• [WRITTEN EXERCISE]: Set down the records once more, please, exactly and with the pictures left out.

• [INPUT FOR THIS TASK]:
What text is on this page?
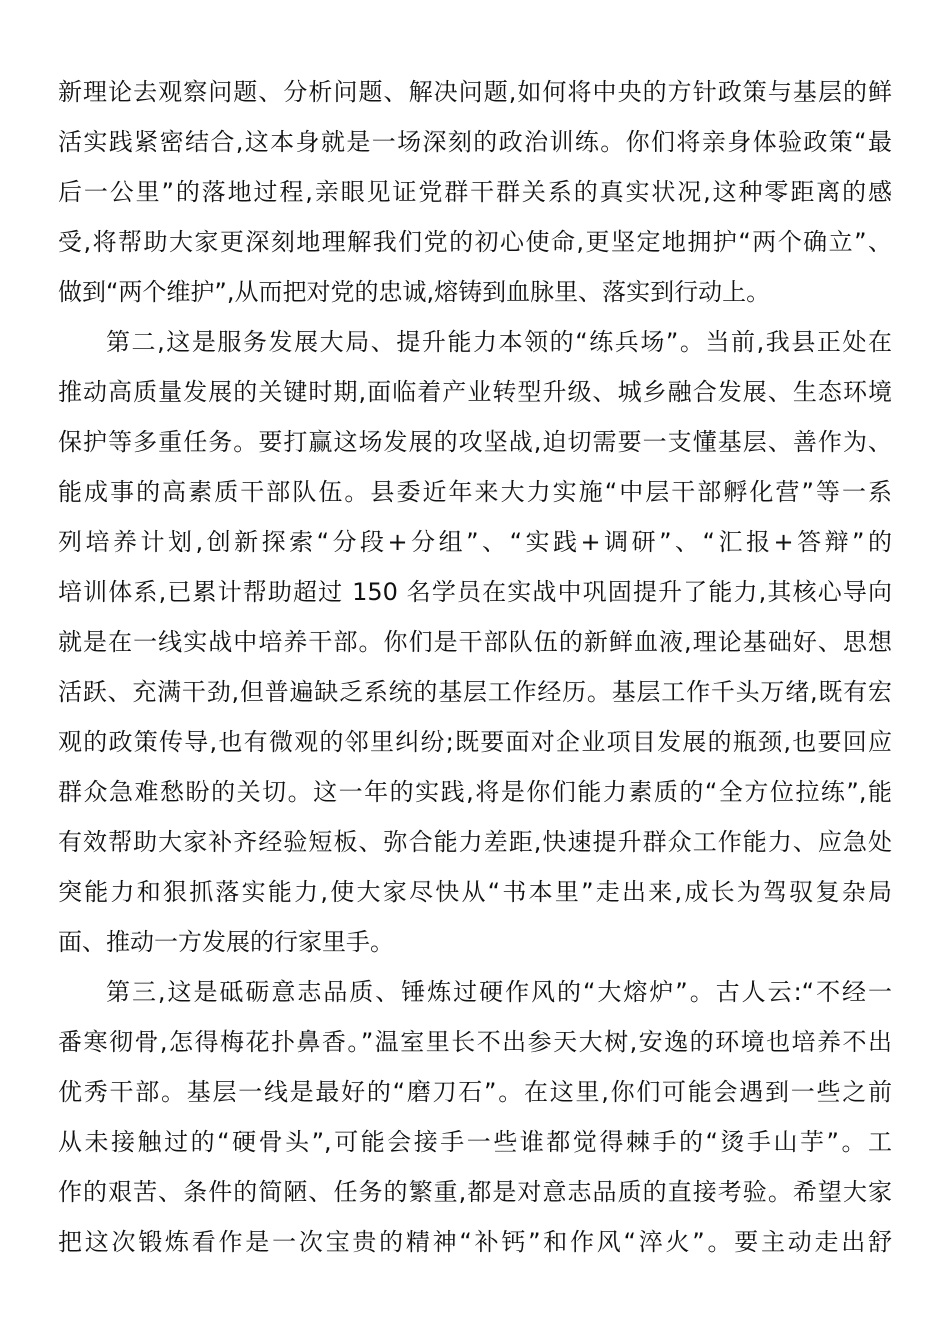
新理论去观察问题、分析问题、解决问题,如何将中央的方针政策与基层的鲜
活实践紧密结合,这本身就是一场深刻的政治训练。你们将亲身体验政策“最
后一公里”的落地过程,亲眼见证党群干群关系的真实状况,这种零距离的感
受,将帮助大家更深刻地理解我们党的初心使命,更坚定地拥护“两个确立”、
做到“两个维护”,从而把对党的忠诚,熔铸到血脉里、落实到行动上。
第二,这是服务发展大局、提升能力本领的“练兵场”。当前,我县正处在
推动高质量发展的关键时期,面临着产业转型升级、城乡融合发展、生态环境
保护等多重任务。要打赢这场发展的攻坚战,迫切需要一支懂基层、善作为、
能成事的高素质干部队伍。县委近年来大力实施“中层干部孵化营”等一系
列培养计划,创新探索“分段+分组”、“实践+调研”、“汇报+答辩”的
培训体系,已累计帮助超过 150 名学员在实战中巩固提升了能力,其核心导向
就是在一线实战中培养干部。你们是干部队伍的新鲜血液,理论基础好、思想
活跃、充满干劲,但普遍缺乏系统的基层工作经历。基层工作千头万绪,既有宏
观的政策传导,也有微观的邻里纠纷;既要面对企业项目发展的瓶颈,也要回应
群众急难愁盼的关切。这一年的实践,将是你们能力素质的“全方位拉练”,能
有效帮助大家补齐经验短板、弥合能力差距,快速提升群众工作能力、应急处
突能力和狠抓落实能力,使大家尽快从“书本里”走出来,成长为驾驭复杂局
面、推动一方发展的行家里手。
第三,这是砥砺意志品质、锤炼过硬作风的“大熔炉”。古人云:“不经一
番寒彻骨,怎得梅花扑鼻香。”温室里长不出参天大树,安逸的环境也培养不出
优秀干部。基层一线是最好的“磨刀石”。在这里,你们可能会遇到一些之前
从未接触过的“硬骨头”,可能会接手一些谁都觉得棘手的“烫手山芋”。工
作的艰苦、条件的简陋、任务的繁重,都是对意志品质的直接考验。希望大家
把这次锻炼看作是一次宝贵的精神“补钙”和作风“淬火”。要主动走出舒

• [FULL RESPONSE]:
What text is on this page?
新理论去观察问题、分析问题、解决问题,如何将中央的方针政策与基层的鲜
活实践紧密结合,这本身就是一场深刻的政治训练。你们将亲身体验政策“最
后一公里”的落地过程,亲眼见证党群干群关系的真实状况,这种零距离的感
受,将帮助大家更深刻地理解我们党的初心使命,更坚定地拥护“两个确立”、
做到“两个维护”,从而把对党的忠诚,熔铸到血脉里、落实到行动上。
第二,这是服务发展大局、提升能力本领的“练兵场”。当前,我县正处在
推动高质量发展的关键时期,面临着产业转型升级、城乡融合发展、生态环境
保护等多重任务。要打赢这场发展的攻坚战,迫切需要一支懂基层、善作为、
能成事的高素质干部队伍。县委近年来大力实施“中层干部孵化营”等一系
列培养计划,创新探索“分段+分组”、“实践+调研”、“汇报+答辩”的
培训体系,已累计帮助超过 150 名学员在实战中巩固提升了能力,其核心导向
就是在一线实战中培养干部。你们是干部队伍的新鲜血液,理论基础好、思想
活跃、充满干劲,但普遍缺乏系统的基层工作经历。基层工作千头万绪,既有宏
观的政策传导,也有微观的邻里纠纷;既要面对企业项目发展的瓶颈,也要回应
群众急难愁盼的关切。这一年的实践,将是你们能力素质的“全方位拉练”,能
有效帮助大家补齐经验短板、弥合能力差距,快速提升群众工作能力、应急处
突能力和狠抓落实能力,使大家尽快从“书本里”走出来,成长为驾驭复杂局
面、推动一方发展的行家里手。
第三,这是砥砺意志品质、锤炼过硬作风的“大熔炉”。古人云:“不经一
番寒彻骨,怎得梅花扑鼻香。”温室里长不出参天大树,安逸的环境也培养不出
优秀干部。基层一线是最好的“磨刀石”。在这里,你们可能会遇到一些之前
从未接触过的“硬骨头”,可能会接手一些谁都觉得棘手的“烫手山芋”。工
作的艰苦、条件的简陋、任务的繁重,都是对意志品质的直接考验。希望大家
把这次锻炼看作是一次宝贵的精神“补钙”和作风“淬火”。要主动走出舒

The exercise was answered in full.